• **Given entries**:

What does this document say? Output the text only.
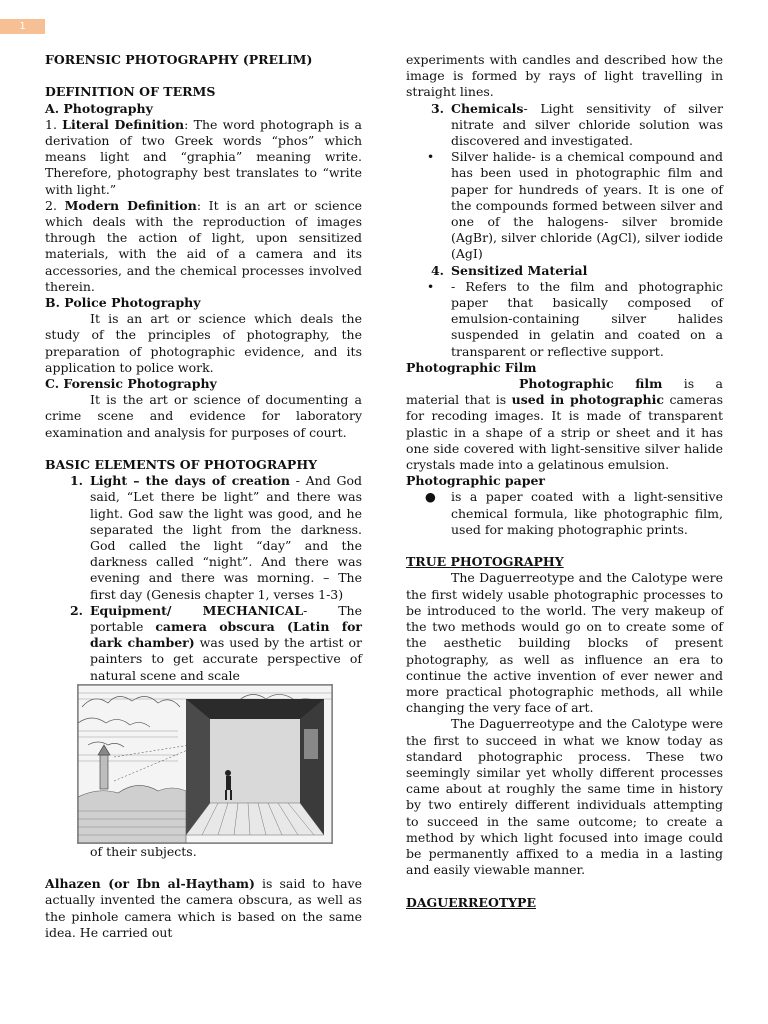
1

FORENSIC PHOTOGRAPHY (PRELIM)

DEFINITION OF TERMS

A. Photography

1. Literal Definition: The word photograph is a derivation of two Greek words “phos” which means light and “graphia” meaning write. Therefore, photography best translates to “write with light.”

2. Modern Definition: It is an art or science which deals with the reproduction of images through the action of light, upon sensitized materials, with the aid of a camera and its accessories, and the chemical processes involved therein.

B. Police Photography

It is an art or science which deals the study of the principles of photography, the preparation of photographic evidence, and its application to police work.

C. Forensic Photography

It is the art or science of documenting a crime scene and evidence for laboratory examination and analysis for purposes of court.

BASIC ELEMENTS OF PHOTOGRAPHY

1. Light – the days of creation - And God said, “Let there be light” and there was light. God saw the light was good, and he separated the light from the darkness. God called the light “day” and the darkness called “night”. And there was evening and there was morning. – The first day (Genesis chapter 1, verses 1-3)
2. Equipment/ MECHANICAL- The portable camera obscura (Latin for dark chamber) was used by the artist or painters to get accurate perspective of natural scene and scale

of their subjects.

Alhazen (or Ibn al-Haytham) is said to have actually invented the camera obscura, as well as the pinhole camera which is based on the same idea. He carried out

experiments with candles and described how the image is formed by rays of light travelling in straight lines.

3. Chemicals- Light sensitivity of silver nitrate and silver chloride solution was discovered and investigated.
•	Silver halide- is a chemical compound and has been used in photographic film and paper for hundreds of years. It is one of the compounds formed between silver and one of the halogens- silver bromide (AgBr), silver chloride (AgCl), silver iodide (AgI)
4. Sensitized Material
•	- Refers to the film and photographic paper that basically composed of emulsion-containing silver halides suspended in gelatin and coated on a transparent or reflective support.

Photographic Film

Photographic film is a material that is used in photographic cameras for recoding images. It is made of transparent plastic in a shape of a strip or sheet and it has one side covered with light-sensitive silver halide crystals made into a gelatinous emulsion.

Photographic paper

●	is a paper coated with a light-sensitive chemical formula, like photographic film, used for making photographic prints.

TRUE PHOTOGRAPHY

The Daguerreotype and the Calotype were the first widely usable photographic processes to be introduced to the world. The very makeup of the two methods would go on to create some of the aesthetic building blocks of present photography, as well as influence an era to continue the active invention of ever newer and more practical photographic methods, all while changing the very face of art.

The Daguerreotype and the Calotype were the first to succeed in what we know today as standard photographic process. These two seemingly similar yet wholly different processes came about at roughly the same time in history by two entirely different individuals attempting to succeed in the same outcome; to create a method by which light focused into image could be permanently affixed to a media in a lasting and easily viewable manner.

DAGUERREOTYPE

• **Your goal**: Write every line above again exactly, but leave the pictures out.

• **The completed task**:
What does this document say? Output the text only.
1

FORENSIC PHOTOGRAPHY (PRELIM)

DEFINITION OF TERMS

A. Photography

1. Literal Definition: The word photograph is a derivation of two Greek words “phos” which means light and “graphia” meaning write. Therefore, photography best translates to “write with light.”

2. Modern Definition: It is an art or science which deals with the reproduction of images through the action of light, upon sensitized materials, with the aid of a camera and its accessories, and the chemical processes involved therein.

B. Police Photography

It is an art or science which deals the study of the principles of photography, the preparation of photographic evidence, and its application to police work.

C. Forensic Photography

It is the art or science of documenting a crime scene and evidence for laboratory examination and analysis for purposes of court.

BASIC ELEMENTS OF PHOTOGRAPHY

1. Light – the days of creation - And God said, “Let there be light” and there was light. God saw the light was good, and he separated the light from the darkness. God called the light “day” and the darkness called “night”. And there was evening and there was morning. – The first day (Genesis chapter 1, verses 1-3)
2. Equipment/ MECHANICAL- The portable camera obscura (Latin for dark chamber) was used by the artist or painters to get accurate perspective of natural scene and scale

of their subjects.

Alhazen (or Ibn al-Haytham) is said to have actually invented the camera obscura, as well as the pinhole camera which is based on the same idea. He carried out

experiments with candles and described how the image is formed by rays of light travelling in straight lines.

3. Chemicals- Light sensitivity of silver nitrate and silver chloride solution was discovered and investigated.
•	Silver halide- is a chemical compound and has been used in photographic film and paper for hundreds of years. It is one of the compounds formed between silver and one of the halogens- silver bromide (AgBr), silver chloride (AgCl), silver iodide (AgI)
4. Sensitized Material
•	- Refers to the film and photographic paper that basically composed of emulsion-containing silver halides suspended in gelatin and coated on a transparent or reflective support.

Photographic Film

Photographic film is a material that is used in photographic cameras for recoding images. It is made of transparent plastic in a shape of a strip or sheet and it has one side covered with light-sensitive silver halide crystals made into a gelatinous emulsion.

Photographic paper

●	is a paper coated with a light-sensitive chemical formula, like photographic film, used for making photographic prints.

TRUE PHOTOGRAPHY

The Daguerreotype and the Calotype were the first widely usable photographic processes to be introduced to the world. The very makeup of the two methods would go on to create some of the aesthetic building blocks of present photography, as well as influence an era to continue the active invention of ever newer and more practical photographic methods, all while changing the very face of art.

The Daguerreotype and the Calotype were the first to succeed in what we know today as standard photographic process. These two seemingly similar yet wholly different processes came about at roughly the same time in history by two entirely different individuals attempting to succeed in the same outcome; to create a method by which light focused into image could be permanently affixed to a media in a lasting and easily viewable manner.

DAGUERREOTYPE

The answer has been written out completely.